BEGIN MATERIALS PROVIDED
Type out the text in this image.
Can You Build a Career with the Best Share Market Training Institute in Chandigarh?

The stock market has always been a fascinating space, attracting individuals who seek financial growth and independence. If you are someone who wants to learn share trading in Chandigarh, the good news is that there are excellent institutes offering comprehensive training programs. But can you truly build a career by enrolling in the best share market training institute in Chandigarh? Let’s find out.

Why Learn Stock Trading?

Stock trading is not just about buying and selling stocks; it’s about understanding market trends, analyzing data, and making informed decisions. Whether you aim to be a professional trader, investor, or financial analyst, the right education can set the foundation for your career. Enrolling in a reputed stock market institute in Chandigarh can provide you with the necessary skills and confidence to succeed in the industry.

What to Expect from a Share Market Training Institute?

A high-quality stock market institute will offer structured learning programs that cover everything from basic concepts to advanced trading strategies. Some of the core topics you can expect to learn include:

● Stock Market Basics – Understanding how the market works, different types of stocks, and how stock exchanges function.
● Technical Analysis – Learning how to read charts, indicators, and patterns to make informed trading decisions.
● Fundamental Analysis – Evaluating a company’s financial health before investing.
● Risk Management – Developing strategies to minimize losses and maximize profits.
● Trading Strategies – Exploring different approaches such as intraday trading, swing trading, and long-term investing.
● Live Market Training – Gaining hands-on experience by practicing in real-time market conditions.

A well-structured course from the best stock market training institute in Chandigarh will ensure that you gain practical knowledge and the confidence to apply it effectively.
END MATERIALS PROVIDED
## AIM OF THE TASK
Extract the listing in its entirety, matching it exactly.

## TASK RESPONSE
Type out the text in this image.
Can You Build a Career with the Best Share Market Training Institute in Chandigarh?

The stock market has always been a fascinating space, attracting individuals who seek financial growth and independence. If you are someone who wants to learn share trading in Chandigarh, the good news is that there are excellent institutes offering comprehensive training programs. But can you truly build a career by enrolling in the best share market training institute in Chandigarh? Let’s find out.

Why Learn Stock Trading?

Stock trading is not just about buying and selling stocks; it’s about understanding market trends, analyzing data, and making informed decisions. Whether you aim to be a professional trader, investor, or financial analyst, the right education can set the foundation for your career. Enrolling in a reputed stock market institute in Chandigarh can provide you with the necessary skills and confidence to succeed in the industry.

What to Expect from a Share Market Training Institute?

A high-quality stock market institute will offer structured learning programs that cover everything from basic concepts to advanced trading strategies. Some of the core topics you can expect to learn include:

● Stock Market Basics – Understanding how the market works, different types of stocks, and how stock exchanges function.
● Technical Analysis – Learning how to read charts, indicators, and patterns to make informed trading decisions.
● Fundamental Analysis – Evaluating a company’s financial health before investing.
● Risk Management – Developing strategies to minimize losses and maximize profits.
● Trading Strategies – Exploring different approaches such as intraday trading, swing trading, and long-term investing.
● Live Market Training – Gaining hands-on experience by practicing in real-time market conditions.

A well-structured course from the best stock market training institute in Chandigarh will ensure that you gain practical knowledge and the confidence to apply it effectively.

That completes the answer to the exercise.